[start of Source data]
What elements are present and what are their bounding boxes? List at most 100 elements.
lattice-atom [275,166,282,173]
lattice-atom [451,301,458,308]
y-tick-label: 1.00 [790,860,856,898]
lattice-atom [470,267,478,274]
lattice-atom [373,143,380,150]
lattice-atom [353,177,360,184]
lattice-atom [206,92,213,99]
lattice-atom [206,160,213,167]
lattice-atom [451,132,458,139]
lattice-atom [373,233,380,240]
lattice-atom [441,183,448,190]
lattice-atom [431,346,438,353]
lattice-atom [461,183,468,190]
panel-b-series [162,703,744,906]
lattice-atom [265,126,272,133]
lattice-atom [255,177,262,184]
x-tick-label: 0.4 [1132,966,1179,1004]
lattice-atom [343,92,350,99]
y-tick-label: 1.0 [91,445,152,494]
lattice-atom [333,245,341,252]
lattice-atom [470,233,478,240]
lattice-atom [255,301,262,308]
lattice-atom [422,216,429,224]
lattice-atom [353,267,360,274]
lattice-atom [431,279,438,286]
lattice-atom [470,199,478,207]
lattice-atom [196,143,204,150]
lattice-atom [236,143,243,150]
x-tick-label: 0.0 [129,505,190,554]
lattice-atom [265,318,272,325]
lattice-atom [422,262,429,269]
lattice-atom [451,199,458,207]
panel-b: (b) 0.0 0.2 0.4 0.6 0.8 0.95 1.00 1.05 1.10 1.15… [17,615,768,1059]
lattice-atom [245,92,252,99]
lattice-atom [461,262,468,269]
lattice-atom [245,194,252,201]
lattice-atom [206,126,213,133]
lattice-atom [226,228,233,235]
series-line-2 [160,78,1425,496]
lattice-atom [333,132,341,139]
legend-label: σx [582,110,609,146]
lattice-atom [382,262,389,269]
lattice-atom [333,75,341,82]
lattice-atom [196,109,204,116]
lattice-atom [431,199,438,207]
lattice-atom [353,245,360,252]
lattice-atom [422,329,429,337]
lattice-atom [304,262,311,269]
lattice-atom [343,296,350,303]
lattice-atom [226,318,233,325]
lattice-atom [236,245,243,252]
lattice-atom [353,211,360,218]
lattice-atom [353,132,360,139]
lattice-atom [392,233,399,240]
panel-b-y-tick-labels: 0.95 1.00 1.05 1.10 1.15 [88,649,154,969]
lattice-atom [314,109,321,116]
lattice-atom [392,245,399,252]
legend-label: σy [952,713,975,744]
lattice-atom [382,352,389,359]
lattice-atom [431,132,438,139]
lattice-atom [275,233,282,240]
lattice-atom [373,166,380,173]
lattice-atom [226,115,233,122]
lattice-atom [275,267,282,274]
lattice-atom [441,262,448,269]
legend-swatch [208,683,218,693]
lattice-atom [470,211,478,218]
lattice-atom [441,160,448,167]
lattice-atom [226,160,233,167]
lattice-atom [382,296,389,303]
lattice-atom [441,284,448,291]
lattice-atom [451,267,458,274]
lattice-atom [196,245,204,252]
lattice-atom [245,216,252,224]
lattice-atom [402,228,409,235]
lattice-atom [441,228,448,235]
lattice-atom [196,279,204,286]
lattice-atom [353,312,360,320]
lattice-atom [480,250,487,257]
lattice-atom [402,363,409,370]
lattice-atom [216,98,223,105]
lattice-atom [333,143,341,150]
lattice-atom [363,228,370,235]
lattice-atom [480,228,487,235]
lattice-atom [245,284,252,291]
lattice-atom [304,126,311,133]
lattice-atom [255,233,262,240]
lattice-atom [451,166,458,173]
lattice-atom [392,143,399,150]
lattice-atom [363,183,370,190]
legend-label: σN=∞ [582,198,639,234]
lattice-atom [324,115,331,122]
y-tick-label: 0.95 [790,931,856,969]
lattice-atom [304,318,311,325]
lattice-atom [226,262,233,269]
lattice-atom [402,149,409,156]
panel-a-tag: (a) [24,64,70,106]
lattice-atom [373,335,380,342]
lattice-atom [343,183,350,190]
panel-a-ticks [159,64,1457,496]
[end of Source data]
◆ **Given request**: Arrange the lines above as a JSON list of strings, one string per line, leaving out blank lines.

◆ **Task solution**:
[
  "What elements are present and what are their bounding boxes? List at most 100 elements.",
  "lattice-atom [275,166,282,173]",
  "lattice-atom [451,301,458,308]",
  "y-tick-label: 1.00 [790,860,856,898]",
  "lattice-atom [470,267,478,274]",
  "lattice-atom [373,143,380,150]",
  "lattice-atom [353,177,360,184]",
  "lattice-atom [206,92,213,99]",
  "lattice-atom [206,160,213,167]",
  "lattice-atom [451,132,458,139]",
  "lattice-atom [373,233,380,240]",
  "lattice-atom [441,183,448,190]",
  "lattice-atom [431,346,438,353]",
  "lattice-atom [461,183,468,190]",
  "panel-b-series [162,703,744,906]",
  "lattice-atom [265,126,272,133]",
  "lattice-atom [255,177,262,184]",
  "x-tick-label: 0.4 [1132,966,1179,1004]",
  "lattice-atom [343,92,350,99]",
  "y-tick-label: 1.0 [91,445,152,494]",
  "lattice-atom [333,245,341,252]",
  "lattice-atom [470,233,478,240]",
  "lattice-atom [255,301,262,308]",
  "lattice-atom [422,216,429,224]",
  "lattice-atom [353,267,360,274]",
  "lattice-atom [431,279,438,286]",
  "lattice-atom [470,199,478,207]",
  "lattice-atom [196,143,204,150]",
  "lattice-atom [236,143,243,150]",
  "x-tick-label: 0.0 [129,505,190,554]",
  "lattice-atom [265,318,272,325]",
  "lattice-atom [422,262,429,269]",
  "lattice-atom [451,199,458,207]",
  "panel-b: (b) 0.0 0.2 0.4 0.6 0.8 0.95 1.00 1.05 1.10 1.15… [17,615,768,1059]",
  "lattice-atom [245,92,252,99]",
  "lattice-atom [461,262,468,269]",
  "lattice-atom [245,194,252,201]",
  "lattice-atom [206,126,213,133]",
  "lattice-atom [226,228,233,235]",
  "series-line-2 [160,78,1425,496]",
  "lattice-atom [333,132,341,139]",
  "legend-label: σx [582,110,609,146]",
  "lattice-atom [382,262,389,269]",
  "lattice-atom [333,75,341,82]",
  "lattice-atom [196,109,204,116]",
  "lattice-atom [431,199,438,207]",
  "lattice-atom [353,245,360,252]",
  "lattice-atom [422,329,429,337]",
  "lattice-atom [304,262,311,269]",
  "lattice-atom [343,296,350,303]",
  "lattice-atom [226,318,233,325]",
  "lattice-atom [236,245,243,252]",
  "lattice-atom [353,211,360,218]",
  "lattice-atom [353,132,360,139]",
  "lattice-atom [392,233,399,240]",
  "panel-b-y-tick-labels: 0.95 1.00 1.05 1.10 1.15 [88,649,154,969]",
  "lattice-atom [314,109,321,116]",
  "lattice-atom [392,245,399,252]",
  "legend-label: σy [952,713,975,744]",
  "lattice-atom [382,352,389,359]",
  "lattice-atom [431,132,438,139]",
  "lattice-atom [275,233,282,240]",
  "lattice-atom [373,166,380,173]",
  "lattice-atom [226,115,233,122]",
  "lattice-atom [275,267,282,274]",
  "lattice-atom [441,262,448,269]",
  "legend-swatch [208,683,218,693]",
  "lattice-atom [470,211,478,218]",
  "lattice-atom [441,160,448,167]",
  "lattice-atom [226,160,233,167]",
  "lattice-atom [382,296,389,303]",
  "lattice-atom [441,284,448,291]",
  "lattice-atom [451,267,458,274]",
  "lattice-atom [196,245,204,252]",
  "lattice-atom [245,216,252,224]",
  "lattice-atom [402,228,409,235]",
  "lattice-atom [441,228,448,235]",
  "lattice-atom [196,279,204,286]",
  "lattice-atom [353,312,360,320]",
  "lattice-atom [480,250,487,257]",
  "lattice-atom [402,363,409,370]",
  "lattice-atom [216,98,223,105]",
  "lattice-atom [333,143,341,150]",
  "lattice-atom [363,228,370,235]",
  "lattice-atom [480,228,487,235]",
  "lattice-atom [245,284,252,291]",
  "lattice-atom [304,126,311,133]",
  "lattice-atom [255,233,262,240]",
  "lattice-atom [451,166,458,173]",
  "lattice-atom [392,143,399,150]",
  "lattice-atom [363,183,370,190]",
  "legend-label: σN=∞ [582,198,639,234]",
  "lattice-atom [324,115,331,122]",
  "y-tick-label: 0.95 [790,931,856,969]",
  "lattice-atom [304,318,311,325]",
  "lattice-atom [226,262,233,269]",
  "lattice-atom [402,149,409,156]",
  "panel-a-tag: (a) [24,64,70,106]",
  "lattice-atom [373,335,380,342]",
  "lattice-atom [343,183,350,190]",
  "panel-a-ticks [159,64,1457,496]"
]